• _Exercise data_:
— Start —

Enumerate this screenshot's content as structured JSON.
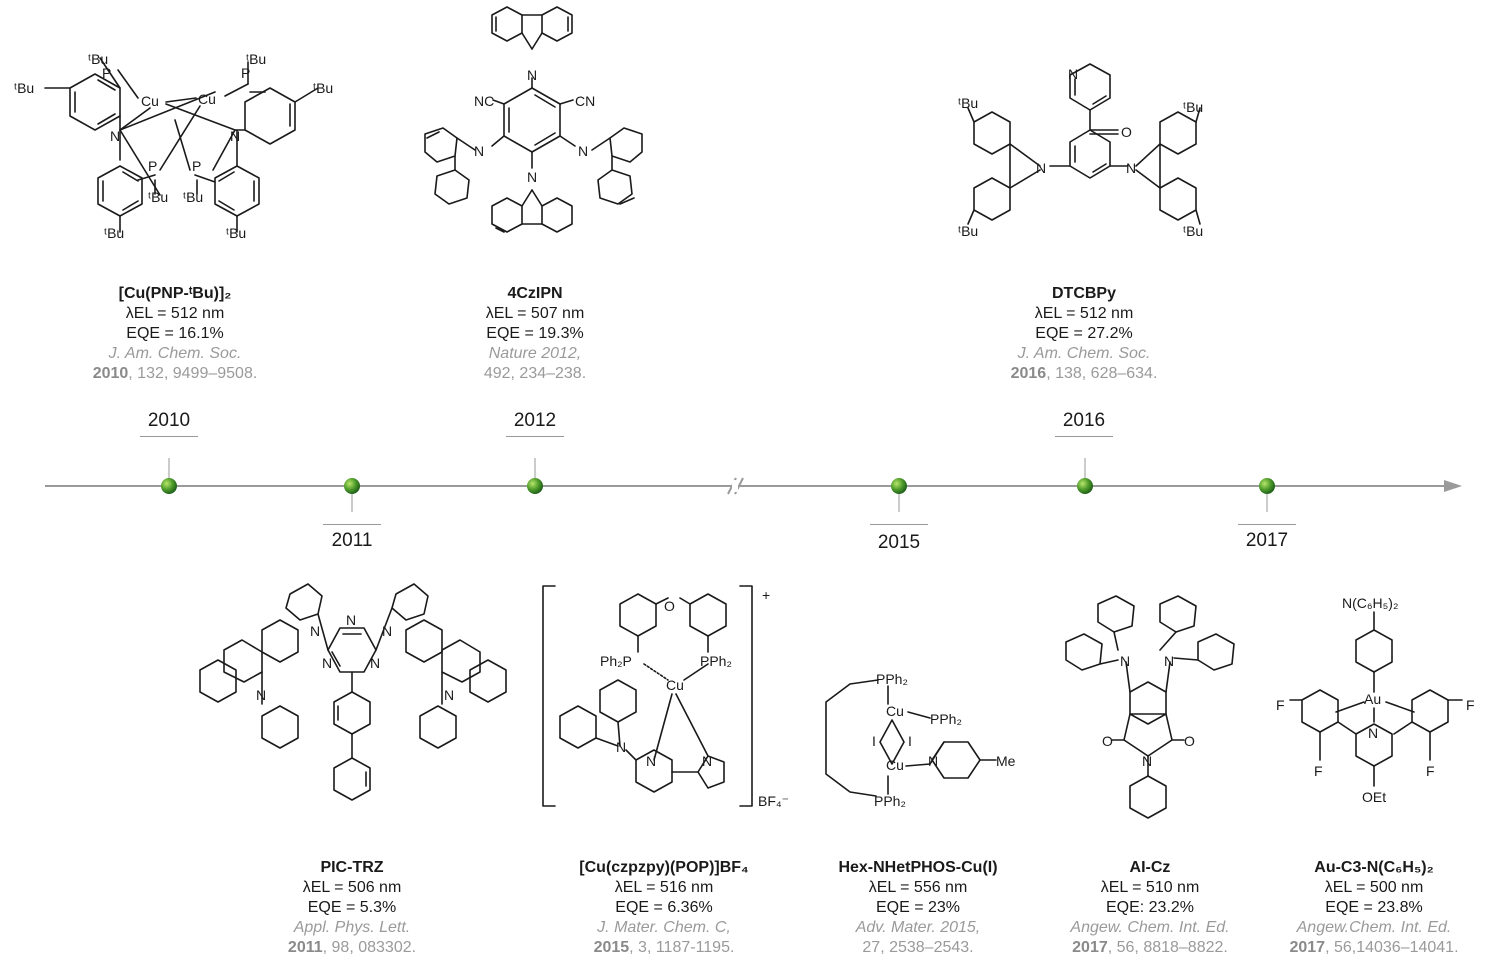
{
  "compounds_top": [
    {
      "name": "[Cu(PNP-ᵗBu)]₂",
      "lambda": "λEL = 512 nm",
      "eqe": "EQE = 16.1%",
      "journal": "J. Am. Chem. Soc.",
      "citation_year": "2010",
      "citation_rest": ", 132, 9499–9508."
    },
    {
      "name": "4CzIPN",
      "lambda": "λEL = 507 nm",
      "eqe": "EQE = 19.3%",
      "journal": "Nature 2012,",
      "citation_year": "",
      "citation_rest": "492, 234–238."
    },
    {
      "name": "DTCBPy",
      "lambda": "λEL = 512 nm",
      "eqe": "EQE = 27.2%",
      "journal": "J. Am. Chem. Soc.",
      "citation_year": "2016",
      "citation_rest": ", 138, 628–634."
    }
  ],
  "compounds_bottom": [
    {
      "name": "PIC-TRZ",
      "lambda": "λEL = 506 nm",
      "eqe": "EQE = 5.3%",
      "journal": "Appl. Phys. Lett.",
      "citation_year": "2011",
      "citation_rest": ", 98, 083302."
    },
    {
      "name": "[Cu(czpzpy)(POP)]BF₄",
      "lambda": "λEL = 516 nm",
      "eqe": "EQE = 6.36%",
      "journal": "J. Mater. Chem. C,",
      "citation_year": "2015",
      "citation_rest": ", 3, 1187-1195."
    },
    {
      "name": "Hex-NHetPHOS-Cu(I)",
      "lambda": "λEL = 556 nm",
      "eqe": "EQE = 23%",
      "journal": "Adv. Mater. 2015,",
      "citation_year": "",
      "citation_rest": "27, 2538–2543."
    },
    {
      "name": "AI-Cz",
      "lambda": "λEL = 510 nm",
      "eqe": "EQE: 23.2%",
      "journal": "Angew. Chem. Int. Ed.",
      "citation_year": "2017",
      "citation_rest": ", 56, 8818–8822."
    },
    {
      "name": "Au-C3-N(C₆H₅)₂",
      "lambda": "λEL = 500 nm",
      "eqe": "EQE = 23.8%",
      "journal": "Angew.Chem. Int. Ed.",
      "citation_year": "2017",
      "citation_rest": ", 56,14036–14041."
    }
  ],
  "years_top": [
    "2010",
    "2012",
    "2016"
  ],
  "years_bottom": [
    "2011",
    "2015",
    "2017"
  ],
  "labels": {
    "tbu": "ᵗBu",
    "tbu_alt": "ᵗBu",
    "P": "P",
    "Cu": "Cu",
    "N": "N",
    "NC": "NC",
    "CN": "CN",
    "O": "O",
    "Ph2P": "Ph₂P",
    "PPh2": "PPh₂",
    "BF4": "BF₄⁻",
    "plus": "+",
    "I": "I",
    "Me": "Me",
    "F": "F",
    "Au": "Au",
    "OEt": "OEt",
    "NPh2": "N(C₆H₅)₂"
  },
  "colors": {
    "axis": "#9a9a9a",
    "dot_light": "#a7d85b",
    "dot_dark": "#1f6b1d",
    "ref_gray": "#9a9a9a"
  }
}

— End —
— Start —

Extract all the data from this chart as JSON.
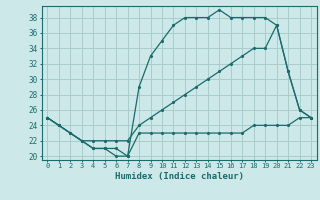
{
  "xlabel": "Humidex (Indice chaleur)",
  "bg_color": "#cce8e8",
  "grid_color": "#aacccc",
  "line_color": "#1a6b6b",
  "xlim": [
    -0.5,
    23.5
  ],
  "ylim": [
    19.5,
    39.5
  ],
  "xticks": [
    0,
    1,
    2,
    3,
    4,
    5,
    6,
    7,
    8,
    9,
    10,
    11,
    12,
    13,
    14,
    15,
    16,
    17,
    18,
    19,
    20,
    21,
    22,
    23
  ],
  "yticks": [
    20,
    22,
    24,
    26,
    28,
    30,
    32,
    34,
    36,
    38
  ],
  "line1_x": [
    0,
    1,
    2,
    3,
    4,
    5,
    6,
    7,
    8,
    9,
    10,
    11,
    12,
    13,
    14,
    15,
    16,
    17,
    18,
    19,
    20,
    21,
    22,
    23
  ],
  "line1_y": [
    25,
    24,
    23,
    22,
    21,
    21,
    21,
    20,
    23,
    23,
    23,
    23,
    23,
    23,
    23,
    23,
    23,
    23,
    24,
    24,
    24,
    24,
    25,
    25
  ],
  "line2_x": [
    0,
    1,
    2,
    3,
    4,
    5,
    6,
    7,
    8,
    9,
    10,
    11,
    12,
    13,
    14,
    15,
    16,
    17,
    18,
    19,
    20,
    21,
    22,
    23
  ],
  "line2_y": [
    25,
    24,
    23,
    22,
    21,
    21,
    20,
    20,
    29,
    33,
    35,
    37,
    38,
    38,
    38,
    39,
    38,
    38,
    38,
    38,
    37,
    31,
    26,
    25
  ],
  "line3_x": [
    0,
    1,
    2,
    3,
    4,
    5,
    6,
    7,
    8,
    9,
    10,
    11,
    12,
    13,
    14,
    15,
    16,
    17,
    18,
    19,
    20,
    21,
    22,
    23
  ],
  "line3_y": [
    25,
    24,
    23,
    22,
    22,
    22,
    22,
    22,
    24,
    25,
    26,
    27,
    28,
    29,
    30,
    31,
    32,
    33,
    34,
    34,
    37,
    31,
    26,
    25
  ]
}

— End —

• _Set task_: Find every line in the entries that includes the word "Chem", then state how many there are and nothing else.

• _Expected answer_: 5